■ **What you are asked to do**: Give the number of lines below that contain "XAUXAG", with no other output.

[Records from a collection]
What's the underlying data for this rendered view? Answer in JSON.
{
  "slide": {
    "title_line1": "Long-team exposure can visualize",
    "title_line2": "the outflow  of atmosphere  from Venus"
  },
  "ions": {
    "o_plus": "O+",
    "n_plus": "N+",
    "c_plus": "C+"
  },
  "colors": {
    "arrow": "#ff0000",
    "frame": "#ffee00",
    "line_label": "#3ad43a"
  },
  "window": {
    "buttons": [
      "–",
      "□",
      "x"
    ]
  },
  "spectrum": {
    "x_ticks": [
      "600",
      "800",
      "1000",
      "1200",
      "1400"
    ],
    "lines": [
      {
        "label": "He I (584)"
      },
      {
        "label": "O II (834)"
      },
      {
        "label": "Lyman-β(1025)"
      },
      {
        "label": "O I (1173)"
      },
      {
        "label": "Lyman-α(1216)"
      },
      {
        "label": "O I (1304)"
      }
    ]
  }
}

--

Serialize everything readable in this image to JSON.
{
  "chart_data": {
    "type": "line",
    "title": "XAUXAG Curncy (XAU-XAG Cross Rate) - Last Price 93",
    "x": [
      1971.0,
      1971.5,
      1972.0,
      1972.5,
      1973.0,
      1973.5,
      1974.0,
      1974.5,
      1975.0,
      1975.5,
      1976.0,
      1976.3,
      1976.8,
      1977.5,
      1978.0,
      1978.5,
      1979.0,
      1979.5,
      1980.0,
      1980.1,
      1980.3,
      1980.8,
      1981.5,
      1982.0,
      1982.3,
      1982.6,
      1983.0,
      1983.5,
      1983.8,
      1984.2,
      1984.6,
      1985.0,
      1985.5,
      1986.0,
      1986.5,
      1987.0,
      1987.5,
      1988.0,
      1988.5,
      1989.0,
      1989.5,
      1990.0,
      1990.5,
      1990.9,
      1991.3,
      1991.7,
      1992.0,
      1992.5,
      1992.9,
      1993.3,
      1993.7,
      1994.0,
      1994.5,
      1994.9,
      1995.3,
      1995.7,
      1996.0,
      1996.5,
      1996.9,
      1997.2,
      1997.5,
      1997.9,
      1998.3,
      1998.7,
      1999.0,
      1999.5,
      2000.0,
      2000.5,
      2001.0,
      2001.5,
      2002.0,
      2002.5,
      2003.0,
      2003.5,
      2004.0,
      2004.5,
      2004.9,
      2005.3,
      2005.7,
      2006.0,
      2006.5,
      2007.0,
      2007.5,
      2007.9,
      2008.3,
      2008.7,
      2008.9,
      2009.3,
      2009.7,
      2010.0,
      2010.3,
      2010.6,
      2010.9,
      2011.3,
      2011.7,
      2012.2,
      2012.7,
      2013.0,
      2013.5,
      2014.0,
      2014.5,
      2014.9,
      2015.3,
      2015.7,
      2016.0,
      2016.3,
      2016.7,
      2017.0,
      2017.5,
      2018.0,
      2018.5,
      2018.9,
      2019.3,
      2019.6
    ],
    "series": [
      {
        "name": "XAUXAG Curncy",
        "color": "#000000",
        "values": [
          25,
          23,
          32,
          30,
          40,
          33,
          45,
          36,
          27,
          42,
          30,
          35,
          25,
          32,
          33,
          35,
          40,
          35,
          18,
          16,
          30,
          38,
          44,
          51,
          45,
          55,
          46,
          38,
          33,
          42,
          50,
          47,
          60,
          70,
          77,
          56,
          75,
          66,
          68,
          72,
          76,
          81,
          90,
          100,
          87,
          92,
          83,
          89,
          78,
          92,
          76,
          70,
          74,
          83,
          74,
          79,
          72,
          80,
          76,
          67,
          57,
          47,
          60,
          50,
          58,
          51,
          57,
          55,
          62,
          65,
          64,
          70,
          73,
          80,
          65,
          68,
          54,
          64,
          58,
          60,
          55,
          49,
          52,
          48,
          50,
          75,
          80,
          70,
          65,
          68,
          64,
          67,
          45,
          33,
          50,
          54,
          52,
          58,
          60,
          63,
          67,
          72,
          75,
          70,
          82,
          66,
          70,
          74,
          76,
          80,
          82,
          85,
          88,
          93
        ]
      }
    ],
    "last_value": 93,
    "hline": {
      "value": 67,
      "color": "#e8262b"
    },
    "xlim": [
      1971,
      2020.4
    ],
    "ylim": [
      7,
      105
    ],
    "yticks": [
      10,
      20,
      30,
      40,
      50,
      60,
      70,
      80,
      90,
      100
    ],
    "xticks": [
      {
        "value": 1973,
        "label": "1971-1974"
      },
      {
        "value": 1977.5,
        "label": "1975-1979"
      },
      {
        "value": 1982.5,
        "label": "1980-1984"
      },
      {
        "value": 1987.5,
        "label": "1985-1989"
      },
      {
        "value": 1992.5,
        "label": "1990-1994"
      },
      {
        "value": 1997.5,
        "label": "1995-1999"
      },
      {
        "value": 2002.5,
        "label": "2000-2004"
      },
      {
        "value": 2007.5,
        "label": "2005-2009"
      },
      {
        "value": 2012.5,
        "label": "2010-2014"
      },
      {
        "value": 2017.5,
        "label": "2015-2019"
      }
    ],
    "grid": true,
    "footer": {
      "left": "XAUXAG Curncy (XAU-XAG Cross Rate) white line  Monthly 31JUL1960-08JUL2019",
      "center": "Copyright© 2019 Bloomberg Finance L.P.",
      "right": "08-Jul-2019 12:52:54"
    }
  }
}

■ **Response for this exercise**: 3